→ STATED TASK: Every line that contains the word "name" should be copied out.

→ MATERIAL FOR THIS TASK:
━━━━━━━━

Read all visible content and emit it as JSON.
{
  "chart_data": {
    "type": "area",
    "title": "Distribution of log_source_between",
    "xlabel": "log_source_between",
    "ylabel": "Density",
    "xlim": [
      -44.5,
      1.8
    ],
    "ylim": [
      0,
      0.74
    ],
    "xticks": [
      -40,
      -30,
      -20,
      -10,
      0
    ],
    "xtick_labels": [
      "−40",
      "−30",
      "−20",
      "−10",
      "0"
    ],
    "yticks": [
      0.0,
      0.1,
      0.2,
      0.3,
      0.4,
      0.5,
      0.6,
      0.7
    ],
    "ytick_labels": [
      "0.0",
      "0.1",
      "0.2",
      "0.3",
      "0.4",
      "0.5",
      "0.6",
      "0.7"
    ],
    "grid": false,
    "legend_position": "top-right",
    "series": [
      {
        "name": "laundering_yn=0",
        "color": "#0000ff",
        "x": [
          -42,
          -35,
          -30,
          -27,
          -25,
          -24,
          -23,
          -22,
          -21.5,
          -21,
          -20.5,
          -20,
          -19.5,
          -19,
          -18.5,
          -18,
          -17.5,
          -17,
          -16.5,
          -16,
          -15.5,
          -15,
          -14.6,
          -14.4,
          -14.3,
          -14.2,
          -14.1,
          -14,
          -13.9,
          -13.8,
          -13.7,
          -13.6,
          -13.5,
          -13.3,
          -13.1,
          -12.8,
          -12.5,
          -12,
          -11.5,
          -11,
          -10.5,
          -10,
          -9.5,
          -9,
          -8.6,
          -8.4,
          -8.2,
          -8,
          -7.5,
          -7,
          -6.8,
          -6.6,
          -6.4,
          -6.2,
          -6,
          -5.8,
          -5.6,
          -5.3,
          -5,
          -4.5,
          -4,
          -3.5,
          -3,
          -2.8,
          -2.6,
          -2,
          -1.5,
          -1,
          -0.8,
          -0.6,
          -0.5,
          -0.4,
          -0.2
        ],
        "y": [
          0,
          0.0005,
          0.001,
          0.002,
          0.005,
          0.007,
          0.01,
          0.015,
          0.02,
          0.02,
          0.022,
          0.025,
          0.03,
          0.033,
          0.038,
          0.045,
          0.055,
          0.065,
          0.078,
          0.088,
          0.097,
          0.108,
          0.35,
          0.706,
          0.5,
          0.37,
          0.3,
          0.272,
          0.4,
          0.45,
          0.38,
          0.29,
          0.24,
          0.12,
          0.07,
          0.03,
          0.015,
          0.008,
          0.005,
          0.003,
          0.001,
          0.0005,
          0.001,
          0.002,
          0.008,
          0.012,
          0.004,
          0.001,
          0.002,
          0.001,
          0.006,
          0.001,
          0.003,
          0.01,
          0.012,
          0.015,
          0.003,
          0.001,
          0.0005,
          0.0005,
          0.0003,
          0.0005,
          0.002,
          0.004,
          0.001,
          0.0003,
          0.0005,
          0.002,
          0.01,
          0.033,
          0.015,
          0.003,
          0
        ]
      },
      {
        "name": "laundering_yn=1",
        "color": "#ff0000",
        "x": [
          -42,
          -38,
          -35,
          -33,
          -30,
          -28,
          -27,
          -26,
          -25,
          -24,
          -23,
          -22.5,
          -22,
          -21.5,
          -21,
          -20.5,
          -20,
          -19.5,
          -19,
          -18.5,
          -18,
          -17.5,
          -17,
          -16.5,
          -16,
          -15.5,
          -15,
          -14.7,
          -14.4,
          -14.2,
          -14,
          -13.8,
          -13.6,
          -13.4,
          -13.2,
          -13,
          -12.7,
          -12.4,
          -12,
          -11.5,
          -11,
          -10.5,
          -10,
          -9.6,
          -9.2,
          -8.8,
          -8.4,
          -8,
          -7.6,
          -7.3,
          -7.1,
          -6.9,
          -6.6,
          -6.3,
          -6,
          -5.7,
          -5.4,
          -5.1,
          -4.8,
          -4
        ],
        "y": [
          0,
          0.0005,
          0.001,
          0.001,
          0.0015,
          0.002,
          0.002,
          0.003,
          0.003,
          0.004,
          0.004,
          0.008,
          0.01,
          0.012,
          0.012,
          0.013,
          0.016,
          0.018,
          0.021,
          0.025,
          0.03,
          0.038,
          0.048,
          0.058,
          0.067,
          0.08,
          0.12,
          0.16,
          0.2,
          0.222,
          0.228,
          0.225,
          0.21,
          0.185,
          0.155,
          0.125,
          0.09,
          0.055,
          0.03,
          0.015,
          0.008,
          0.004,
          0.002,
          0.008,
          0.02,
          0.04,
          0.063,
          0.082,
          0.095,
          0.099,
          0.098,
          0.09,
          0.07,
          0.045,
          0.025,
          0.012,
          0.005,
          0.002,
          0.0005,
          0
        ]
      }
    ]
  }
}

━━━━━━━━

→ RESPONSE TO THIS TASK:
        "name": "laundering_yn=0",
        "name": "laundering_yn=1",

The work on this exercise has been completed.